* [Dataset excerpts]
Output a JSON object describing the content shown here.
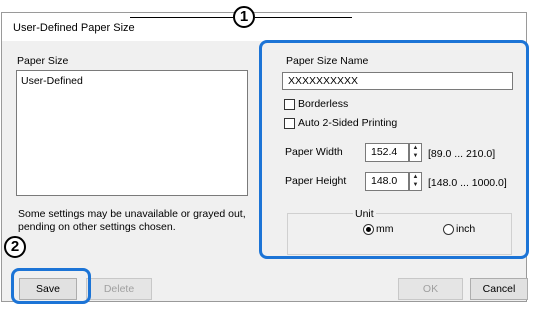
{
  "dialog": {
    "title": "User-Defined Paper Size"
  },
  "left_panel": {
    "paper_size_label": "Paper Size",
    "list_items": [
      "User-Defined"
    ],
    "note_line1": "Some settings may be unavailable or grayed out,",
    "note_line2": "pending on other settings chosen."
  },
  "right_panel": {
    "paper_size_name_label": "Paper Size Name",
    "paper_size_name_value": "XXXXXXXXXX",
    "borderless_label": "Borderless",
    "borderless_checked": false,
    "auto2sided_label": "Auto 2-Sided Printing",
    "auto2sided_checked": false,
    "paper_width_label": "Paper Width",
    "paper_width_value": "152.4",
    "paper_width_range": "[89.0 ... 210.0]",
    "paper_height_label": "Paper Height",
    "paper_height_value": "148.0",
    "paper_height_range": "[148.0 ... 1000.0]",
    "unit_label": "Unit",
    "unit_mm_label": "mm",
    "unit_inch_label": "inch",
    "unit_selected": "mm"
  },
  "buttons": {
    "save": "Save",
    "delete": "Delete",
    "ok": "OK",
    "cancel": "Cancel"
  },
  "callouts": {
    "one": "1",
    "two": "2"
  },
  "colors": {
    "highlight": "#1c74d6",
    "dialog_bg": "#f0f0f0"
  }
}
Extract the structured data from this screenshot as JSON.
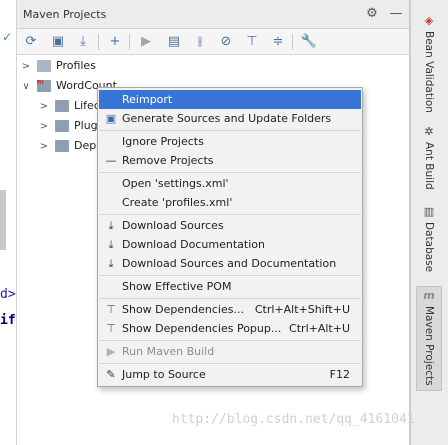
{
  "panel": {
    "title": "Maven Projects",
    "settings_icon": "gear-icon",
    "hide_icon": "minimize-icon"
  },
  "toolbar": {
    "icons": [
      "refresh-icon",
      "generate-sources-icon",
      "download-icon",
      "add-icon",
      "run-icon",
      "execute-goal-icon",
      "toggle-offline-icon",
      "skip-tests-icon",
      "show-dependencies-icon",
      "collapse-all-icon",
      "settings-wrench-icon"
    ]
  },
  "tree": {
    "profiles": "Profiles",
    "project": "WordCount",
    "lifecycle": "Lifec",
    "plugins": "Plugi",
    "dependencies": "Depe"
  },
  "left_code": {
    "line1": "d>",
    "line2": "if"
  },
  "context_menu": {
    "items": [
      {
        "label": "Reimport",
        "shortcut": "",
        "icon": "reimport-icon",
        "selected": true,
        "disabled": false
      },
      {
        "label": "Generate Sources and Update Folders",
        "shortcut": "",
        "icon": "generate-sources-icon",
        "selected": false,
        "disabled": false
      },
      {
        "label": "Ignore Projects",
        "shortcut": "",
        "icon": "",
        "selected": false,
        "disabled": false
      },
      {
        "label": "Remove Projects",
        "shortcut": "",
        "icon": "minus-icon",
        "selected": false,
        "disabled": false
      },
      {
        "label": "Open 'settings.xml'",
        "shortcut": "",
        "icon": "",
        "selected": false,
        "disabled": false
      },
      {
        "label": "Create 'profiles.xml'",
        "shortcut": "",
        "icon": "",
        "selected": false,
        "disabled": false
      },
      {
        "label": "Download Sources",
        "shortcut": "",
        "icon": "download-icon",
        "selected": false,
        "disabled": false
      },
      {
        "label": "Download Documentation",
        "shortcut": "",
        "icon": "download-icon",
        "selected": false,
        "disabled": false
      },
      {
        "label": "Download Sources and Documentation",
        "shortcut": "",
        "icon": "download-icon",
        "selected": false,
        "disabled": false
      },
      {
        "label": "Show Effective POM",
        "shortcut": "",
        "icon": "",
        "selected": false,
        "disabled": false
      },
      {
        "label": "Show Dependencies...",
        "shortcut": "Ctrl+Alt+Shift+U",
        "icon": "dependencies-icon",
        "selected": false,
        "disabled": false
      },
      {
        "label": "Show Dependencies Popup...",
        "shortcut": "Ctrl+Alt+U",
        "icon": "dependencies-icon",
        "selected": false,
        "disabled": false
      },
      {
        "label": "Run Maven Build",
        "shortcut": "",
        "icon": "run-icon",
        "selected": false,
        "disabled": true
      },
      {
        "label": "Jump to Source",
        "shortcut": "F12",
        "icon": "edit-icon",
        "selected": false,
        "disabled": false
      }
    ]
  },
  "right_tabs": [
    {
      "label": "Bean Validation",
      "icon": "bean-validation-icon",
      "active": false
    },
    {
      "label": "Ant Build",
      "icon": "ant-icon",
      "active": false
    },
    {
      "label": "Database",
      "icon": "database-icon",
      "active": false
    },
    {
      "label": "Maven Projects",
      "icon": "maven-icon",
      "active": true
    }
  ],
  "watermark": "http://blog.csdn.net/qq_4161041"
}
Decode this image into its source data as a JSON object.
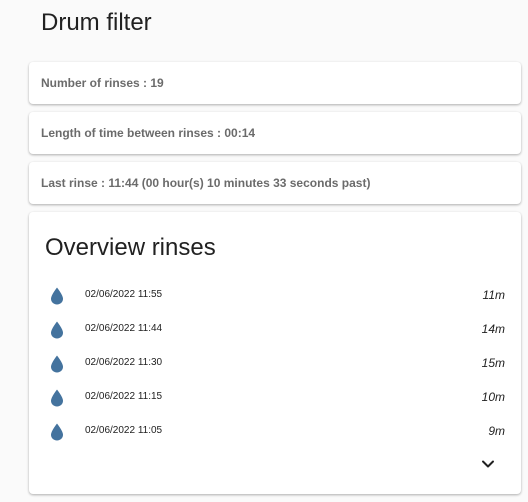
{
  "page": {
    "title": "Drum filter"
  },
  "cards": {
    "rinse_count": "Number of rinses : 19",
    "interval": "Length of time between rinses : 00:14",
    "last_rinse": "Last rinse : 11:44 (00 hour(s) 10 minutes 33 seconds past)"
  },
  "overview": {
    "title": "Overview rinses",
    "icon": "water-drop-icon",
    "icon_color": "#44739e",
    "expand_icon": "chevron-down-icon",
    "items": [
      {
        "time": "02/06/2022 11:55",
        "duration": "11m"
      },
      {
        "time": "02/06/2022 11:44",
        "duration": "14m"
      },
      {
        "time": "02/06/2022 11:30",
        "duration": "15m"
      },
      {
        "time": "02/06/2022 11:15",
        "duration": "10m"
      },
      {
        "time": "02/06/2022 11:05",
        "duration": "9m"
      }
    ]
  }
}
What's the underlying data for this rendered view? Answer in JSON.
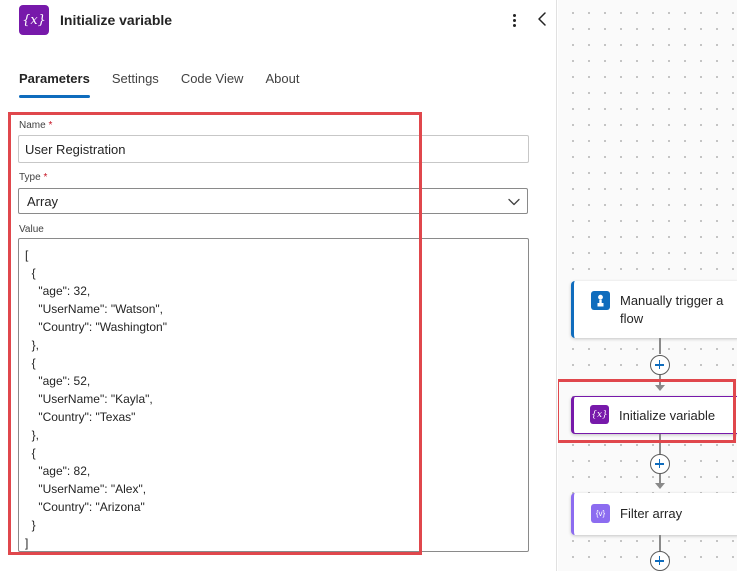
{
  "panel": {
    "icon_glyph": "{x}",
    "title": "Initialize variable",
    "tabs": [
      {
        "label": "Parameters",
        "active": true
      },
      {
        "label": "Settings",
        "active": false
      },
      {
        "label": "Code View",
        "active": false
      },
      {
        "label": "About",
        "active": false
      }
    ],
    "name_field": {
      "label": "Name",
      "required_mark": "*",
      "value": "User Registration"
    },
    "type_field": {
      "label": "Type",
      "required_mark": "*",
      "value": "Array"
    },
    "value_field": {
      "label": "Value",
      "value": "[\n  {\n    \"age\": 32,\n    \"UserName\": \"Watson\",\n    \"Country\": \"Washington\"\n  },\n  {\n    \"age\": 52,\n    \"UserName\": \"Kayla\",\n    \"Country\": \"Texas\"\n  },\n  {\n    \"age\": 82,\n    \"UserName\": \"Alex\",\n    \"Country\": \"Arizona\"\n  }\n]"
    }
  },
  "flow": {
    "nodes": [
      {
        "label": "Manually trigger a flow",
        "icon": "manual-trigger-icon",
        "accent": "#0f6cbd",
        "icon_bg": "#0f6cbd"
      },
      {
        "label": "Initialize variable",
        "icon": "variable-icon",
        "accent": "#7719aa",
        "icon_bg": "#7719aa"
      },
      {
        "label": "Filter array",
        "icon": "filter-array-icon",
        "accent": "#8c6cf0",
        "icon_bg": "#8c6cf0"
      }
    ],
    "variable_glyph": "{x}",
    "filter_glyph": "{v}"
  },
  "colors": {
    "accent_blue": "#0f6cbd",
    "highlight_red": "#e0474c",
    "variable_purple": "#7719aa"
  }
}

* [Problem statement]
All of the lines above should be printed exactly, minus the pictures.

* [Solved exercise]
Output a JSON object describing the content shown here.
{
  "dialog": {
    "title": "User-Defined Paper Size"
  },
  "left_panel": {
    "paper_size_label": "Paper Size",
    "list_items": [
      "User-Defined"
    ],
    "note_line1": "Some settings may be unavailable or grayed out,",
    "note_line2": "pending on other settings chosen."
  },
  "right_panel": {
    "paper_size_name_label": "Paper Size Name",
    "paper_size_name_value": "XXXXXXXXXX",
    "borderless_label": "Borderless",
    "borderless_checked": false,
    "auto2sided_label": "Auto 2-Sided Printing",
    "auto2sided_checked": false,
    "paper_width_label": "Paper Width",
    "paper_width_value": "152.4",
    "paper_width_range": "[89.0 ... 210.0]",
    "paper_height_label": "Paper Height",
    "paper_height_value": "148.0",
    "paper_height_range": "[148.0 ... 1000.0]",
    "unit_label": "Unit",
    "unit_mm_label": "mm",
    "unit_inch_label": "inch",
    "unit_selected": "mm"
  },
  "buttons": {
    "save": "Save",
    "delete": "Delete",
    "ok": "OK",
    "cancel": "Cancel"
  },
  "callouts": {
    "one": "1",
    "two": "2"
  },
  "colors": {
    "highlight": "#1c74d6",
    "dialog_bg": "#f0f0f0"
  }
}
Extract the structured data from this screenshot as JSON.
{
  "panel": {
    "title": "Maven Projects",
    "settings_icon": "gear-icon",
    "hide_icon": "minimize-icon"
  },
  "toolbar": {
    "icons": [
      "refresh-icon",
      "generate-sources-icon",
      "download-icon",
      "add-icon",
      "run-icon",
      "execute-goal-icon",
      "toggle-offline-icon",
      "skip-tests-icon",
      "show-dependencies-icon",
      "collapse-all-icon",
      "settings-wrench-icon"
    ]
  },
  "tree": {
    "profiles": "Profiles",
    "project": "WordCount",
    "lifecycle": "Lifec",
    "plugins": "Plugi",
    "dependencies": "Depe"
  },
  "left_code": {
    "line1": "d>",
    "line2": "if"
  },
  "context_menu": {
    "items": [
      {
        "label": "Reimport",
        "shortcut": "",
        "icon": "reimport-icon",
        "selected": true,
        "disabled": false
      },
      {
        "label": "Generate Sources and Update Folders",
        "shortcut": "",
        "icon": "generate-sources-icon",
        "selected": false,
        "disabled": false
      },
      {
        "label": "Ignore Projects",
        "shortcut": "",
        "icon": "",
        "selected": false,
        "disabled": false
      },
      {
        "label": "Remove Projects",
        "shortcut": "",
        "icon": "minus-icon",
        "selected": false,
        "disabled": false
      },
      {
        "label": "Open 'settings.xml'",
        "shortcut": "",
        "icon": "",
        "selected": false,
        "disabled": false
      },
      {
        "label": "Create 'profiles.xml'",
        "shortcut": "",
        "icon": "",
        "selected": false,
        "disabled": false
      },
      {
        "label": "Download Sources",
        "shortcut": "",
        "icon": "download-icon",
        "selected": false,
        "disabled": false
      },
      {
        "label": "Download Documentation",
        "shortcut": "",
        "icon": "download-icon",
        "selected": false,
        "disabled": false
      },
      {
        "label": "Download Sources and Documentation",
        "shortcut": "",
        "icon": "download-icon",
        "selected": false,
        "disabled": false
      },
      {
        "label": "Show Effective POM",
        "shortcut": "",
        "icon": "",
        "selected": false,
        "disabled": false
      },
      {
        "label": "Show Dependencies...",
        "shortcut": "Ctrl+Alt+Shift+U",
        "icon": "dependencies-icon",
        "selected": false,
        "disabled": false
      },
      {
        "label": "Show Dependencies Popup...",
        "shortcut": "Ctrl+Alt+U",
        "icon": "dependencies-icon",
        "selected": false,
        "disabled": false
      },
      {
        "label": "Run Maven Build",
        "shortcut": "",
        "icon": "run-icon",
        "selected": false,
        "disabled": true
      },
      {
        "label": "Jump to Source",
        "shortcut": "F12",
        "icon": "edit-icon",
        "selected": false,
        "disabled": false
      }
    ]
  },
  "right_tabs": [
    {
      "label": "Bean Validation",
      "icon": "bean-validation-icon",
      "active": false
    },
    {
      "label": "Ant Build",
      "icon": "ant-icon",
      "active": false
    },
    {
      "label": "Database",
      "icon": "database-icon",
      "active": false
    },
    {
      "label": "Maven Projects",
      "icon": "maven-icon",
      "active": true
    }
  ],
  "watermark": "http://blog.csdn.net/qq_4161041"
}
Decode this image into its source data as a JSON object.
{
  "page": {
    "title": "Drum filter"
  },
  "cards": {
    "rinse_count": "Number of rinses : 19",
    "interval": "Length of time between rinses : 00:14",
    "last_rinse": "Last rinse : 11:44 (00 hour(s) 10 minutes 33 seconds past)"
  },
  "overview": {
    "title": "Overview rinses",
    "icon": "water-drop-icon",
    "icon_color": "#44739e",
    "expand_icon": "chevron-down-icon",
    "items": [
      {
        "time": "02/06/2022 11:55",
        "duration": "11m"
      },
      {
        "time": "02/06/2022 11:44",
        "duration": "14m"
      },
      {
        "time": "02/06/2022 11:30",
        "duration": "15m"
      },
      {
        "time": "02/06/2022 11:15",
        "duration": "10m"
      },
      {
        "time": "02/06/2022 11:05",
        "duration": "9m"
      }
    ]
  }
}
What's the underlying data for this rendered view? Answer in JSON.
{
  "panel": {
    "icon_glyph": "{x}",
    "title": "Initialize variable",
    "tabs": [
      {
        "label": "Parameters",
        "active": true
      },
      {
        "label": "Settings",
        "active": false
      },
      {
        "label": "Code View",
        "active": false
      },
      {
        "label": "About",
        "active": false
      }
    ],
    "name_field": {
      "label": "Name",
      "required_mark": "*",
      "value": "User Registration"
    },
    "type_field": {
      "label": "Type",
      "required_mark": "*",
      "value": "Array"
    },
    "value_field": {
      "label": "Value",
      "value": "[\n  {\n    \"age\": 32,\n    \"UserName\": \"Watson\",\n    \"Country\": \"Washington\"\n  },\n  {\n    \"age\": 52,\n    \"UserName\": \"Kayla\",\n    \"Country\": \"Texas\"\n  },\n  {\n    \"age\": 82,\n    \"UserName\": \"Alex\",\n    \"Country\": \"Arizona\"\n  }\n]"
    }
  },
  "flow": {
    "nodes": [
      {
        "label": "Manually trigger a flow",
        "icon": "manual-trigger-icon",
        "accent": "#0f6cbd",
        "icon_bg": "#0f6cbd"
      },
      {
        "label": "Initialize variable",
        "icon": "variable-icon",
        "accent": "#7719aa",
        "icon_bg": "#7719aa"
      },
      {
        "label": "Filter array",
        "icon": "filter-array-icon",
        "accent": "#8c6cf0",
        "icon_bg": "#8c6cf0"
      }
    ],
    "variable_glyph": "{x}",
    "filter_glyph": "{v}"
  },
  "colors": {
    "accent_blue": "#0f6cbd",
    "highlight_red": "#e0474c",
    "variable_purple": "#7719aa"
  }
}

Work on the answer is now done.